Select all lines holding the word "uname" from the entries that follow.

--- BEGIN ---

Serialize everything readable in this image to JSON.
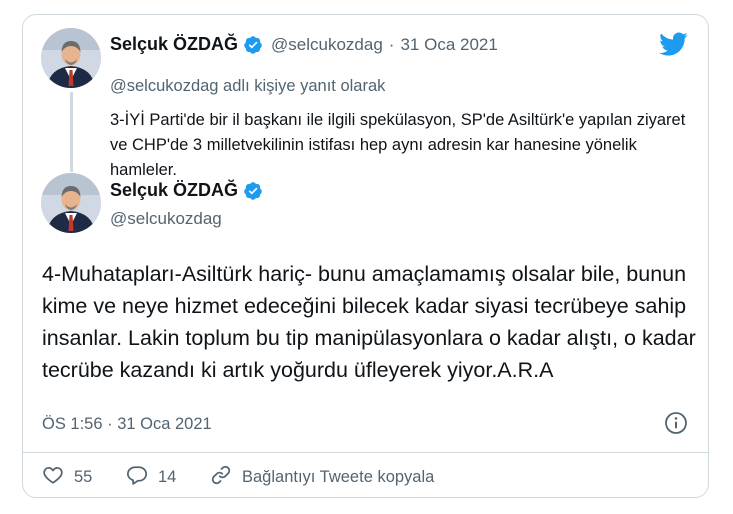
{
  "reply_tweet": {
    "author_name": "Selçuk ÖZDAĞ",
    "author_handle": "@selcukozdag",
    "separator": "·",
    "date": "31 Oca 2021",
    "reply_context": "@selcukozdag adlı kişiye yanıt olarak",
    "text": "3-İYİ Parti'de bir il başkanı ile ilgili spekülasyon, SP'de Asiltürk'e yapılan ziyaret ve CHP'de 3 milletvekilinin istifası hep aynı adresin kar hanesine yönelik hamleler."
  },
  "main_tweet": {
    "author_name": "Selçuk ÖZDAĞ",
    "author_handle": "@selcukozdag",
    "text": "4-Muhatapları-Asiltürk hariç- bunu amaçlamamış olsalar bile, bunun kime ve neye hizmet edeceğini bilecek kadar siyasi tecrübeye sahip insanlar. Lakin toplum bu tip manipülasyonlara o kadar alıştı, o kadar tecrübe kazandı ki artık yoğurdu üfleyerek yiyor.A.R.A",
    "timestamp": "ÖS 1:56 · 31 Oca 2021"
  },
  "actions": {
    "like_count": "55",
    "reply_count": "14",
    "copy_link_label": "Bağlantıyı Tweete kopyala"
  },
  "icons": {
    "brand": "twitter-bird-icon",
    "verified": "verified-badge-icon",
    "info": "info-icon",
    "like": "heart-icon",
    "reply": "speech-bubble-icon",
    "link": "link-icon"
  },
  "colors": {
    "twitter_blue": "#1d9bf0",
    "secondary_text": "#536471",
    "border": "#cfd9de"
  }
}
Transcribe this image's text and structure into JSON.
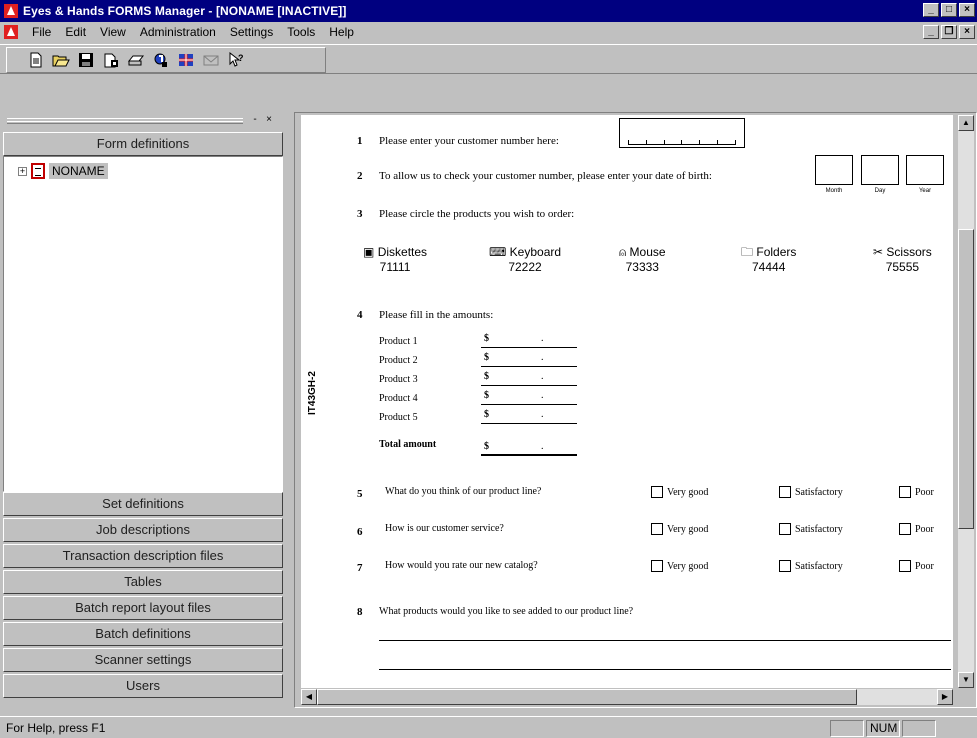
{
  "window": {
    "title": "Eyes & Hands FORMS Manager - [NONAME [INACTIVE]]",
    "minimize": "_",
    "maximize": "□",
    "close": "×",
    "doc_minimize": "_",
    "doc_restore": "❐",
    "doc_close": "×"
  },
  "menu": {
    "items": [
      "File",
      "Edit",
      "View",
      "Administration",
      "Settings",
      "Tools",
      "Help"
    ]
  },
  "toolbar": {
    "icons": [
      "new-icon",
      "open-icon",
      "save-icon",
      "properties-icon",
      "print-icon",
      "scan-icon",
      "flag-icon",
      "mail-icon",
      "help-pointer-icon"
    ]
  },
  "leftpanel": {
    "pin": "-",
    "close": "×",
    "sections_top": [
      "Form definitions"
    ],
    "tree_item": "NONAME",
    "tree_expand": "+",
    "sections_bottom": [
      "Set definitions",
      "Job descriptions",
      "Transaction description files",
      "Tables",
      "Batch report layout files",
      "Batch definitions",
      "Scanner settings",
      "Users"
    ]
  },
  "form": {
    "side_code": "IT43GH-2",
    "q1": {
      "num": "1",
      "text": "Please enter your customer number here:"
    },
    "q2": {
      "num": "2",
      "text": "To allow us to check your customer number, please enter your date of birth:",
      "labels": [
        "Month",
        "Day",
        "Year"
      ]
    },
    "q3": {
      "num": "3",
      "text": "Please circle the products you wish to order:"
    },
    "products": [
      {
        "icon": "diskette-icon",
        "glyph": "▣",
        "name": "Diskettes",
        "code": "71111"
      },
      {
        "icon": "keyboard-icon",
        "glyph": "⌨",
        "name": "Keyboard",
        "code": "72222"
      },
      {
        "icon": "mouse-icon",
        "glyph": "⍝",
        "name": "Mouse",
        "code": "73333"
      },
      {
        "icon": "folder-icon",
        "glyph": "🗀",
        "name": "Folders",
        "code": "74444"
      },
      {
        "icon": "scissors-icon",
        "glyph": "✂",
        "name": "Scissors",
        "code": "75555"
      }
    ],
    "q4": {
      "num": "4",
      "text": "Please fill in the amounts:"
    },
    "amounts": [
      {
        "label": "Product 1",
        "currency": "$",
        "sep": "."
      },
      {
        "label": "Product 2",
        "currency": "$",
        "sep": "."
      },
      {
        "label": "Product 3",
        "currency": "$",
        "sep": "."
      },
      {
        "label": "Product 4",
        "currency": "$",
        "sep": "."
      },
      {
        "label": "Product 5",
        "currency": "$",
        "sep": "."
      }
    ],
    "total": {
      "label": "Total amount",
      "currency": "$",
      "sep": "."
    },
    "ratings": [
      {
        "num": "5",
        "text": "What do you think of our product line?"
      },
      {
        "num": "6",
        "text": "How is our customer service?"
      },
      {
        "num": "7",
        "text": "How would you rate our new catalog?"
      }
    ],
    "rating_options": [
      "Very good",
      "Satisfactory",
      "Poor"
    ],
    "q8": {
      "num": "8",
      "text": "What products would you like to see added to our product line?"
    }
  },
  "status": {
    "help": "For Help, press F1",
    "num": "NUM"
  }
}
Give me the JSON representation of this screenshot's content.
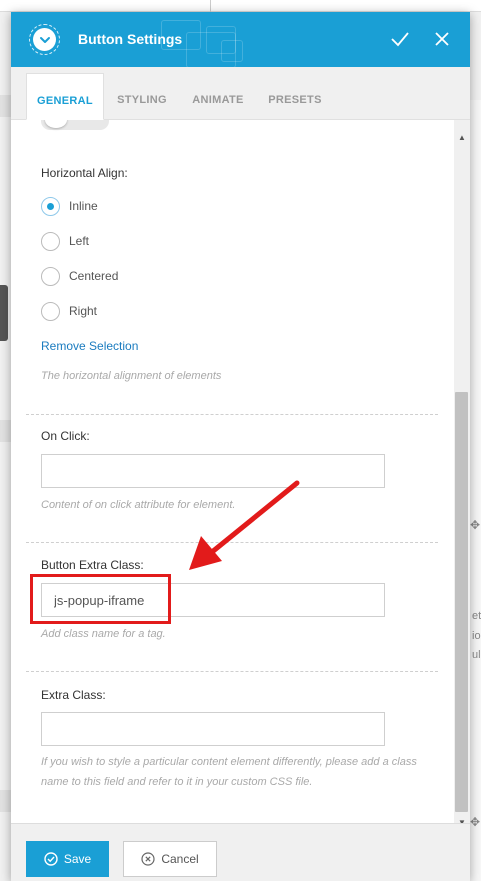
{
  "panel": {
    "title": "Button Settings"
  },
  "tabs": [
    {
      "label": "GENERAL",
      "active": true
    },
    {
      "label": "STYLING",
      "active": false
    },
    {
      "label": "ANIMATE",
      "active": false
    },
    {
      "label": "PRESETS",
      "active": false
    }
  ],
  "horizontal_align": {
    "label": "Horizontal Align:",
    "options": [
      "Inline",
      "Left",
      "Centered",
      "Right"
    ],
    "selected": "Inline",
    "remove_link": "Remove Selection",
    "help": "The horizontal alignment of elements"
  },
  "on_click": {
    "label": "On Click:",
    "value": "",
    "help": "Content of on click attribute for element."
  },
  "button_extra_class": {
    "label": "Button Extra Class:",
    "value": "js-popup-iframe",
    "help": "Add class name for a tag."
  },
  "extra_class": {
    "label": "Extra Class:",
    "value": "",
    "help": "If you wish to style a particular content element differently, please add a class name to this field and refer to it in your custom CSS file."
  },
  "footer": {
    "save_label": "Save",
    "cancel_label": "Cancel"
  },
  "background": {
    "right_fragments": [
      "et",
      "io",
      "ul"
    ]
  },
  "colors": {
    "accent": "#1a9fd5",
    "annotation": "#e21b1b",
    "link": "#1a7bbf"
  }
}
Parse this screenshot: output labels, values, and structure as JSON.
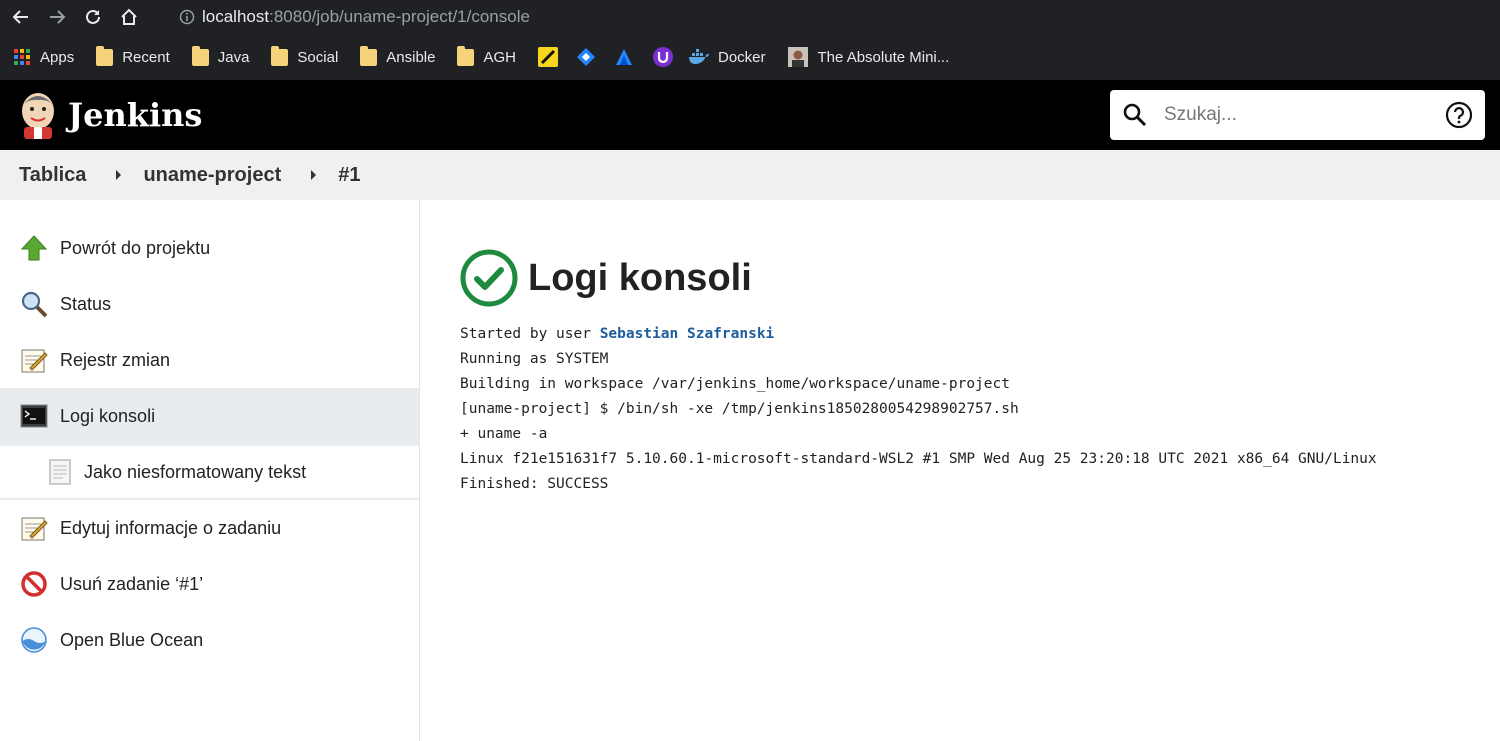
{
  "browser": {
    "url_host": "localhost",
    "url_rest": ":8080/job/uname-project/1/console",
    "bookmarks": [
      {
        "label": "Apps",
        "icon": "apps-grid-icon"
      },
      {
        "label": "Recent",
        "icon": "folder-icon"
      },
      {
        "label": "Java",
        "icon": "folder-icon"
      },
      {
        "label": "Social",
        "icon": "folder-icon"
      },
      {
        "label": "Ansible",
        "icon": "folder-icon"
      },
      {
        "label": "AGH",
        "icon": "folder-icon"
      },
      {
        "label": "Docker",
        "icon": "docker-icon"
      },
      {
        "label": "The Absolute Mini...",
        "icon": "avatar-icon"
      }
    ]
  },
  "header": {
    "title": "Jenkins",
    "search_placeholder": "Szukaj..."
  },
  "breadcrumb": [
    "Tablica",
    "uname-project",
    "#1"
  ],
  "sidebar": {
    "items": [
      {
        "label": "Powrót do projektu",
        "icon": "up-arrow-icon"
      },
      {
        "label": "Status",
        "icon": "magnifier-icon"
      },
      {
        "label": "Rejestr zmian",
        "icon": "notepad-icon"
      },
      {
        "label": "Logi konsoli",
        "icon": "terminal-icon"
      },
      {
        "label": "Jako niesformatowany tekst",
        "icon": "document-icon"
      },
      {
        "label": "Edytuj informacje o zadaniu",
        "icon": "notepad-icon"
      },
      {
        "label": "Usuń zadanie ‘#1’",
        "icon": "no-entry-icon"
      },
      {
        "label": "Open Blue Ocean",
        "icon": "blue-ocean-icon"
      }
    ]
  },
  "main": {
    "title": "Logi konsoli",
    "console": {
      "line1_prefix": "Started by user ",
      "line1_user": "Sebastian Szafranski",
      "lines": [
        "Running as SYSTEM",
        "Building in workspace /var/jenkins_home/workspace/uname-project",
        "[uname-project] $ /bin/sh -xe /tmp/jenkins1850280054298902757.sh",
        "+ uname -a",
        "Linux f21e151631f7 5.10.60.1-microsoft-standard-WSL2 #1 SMP Wed Aug 25 23:20:18 UTC 2021 x86_64 GNU/Linux",
        "Finished: SUCCESS"
      ]
    }
  },
  "colors": {
    "success_green": "#1e8a3e",
    "link_blue": "#1d5d9b",
    "header_black": "#000000"
  }
}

--- END ---

WORKED ANSWER |
    "url_rest": ":8080/job/uname-project/1/console",
    "uname-project",
        "Building in workspace /var/jenkins_home/workspace/uname-project",
        "[uname-project] $ /bin/sh -xe /tmp/jenkins1850280054298902757.sh",
        "+ uname -a",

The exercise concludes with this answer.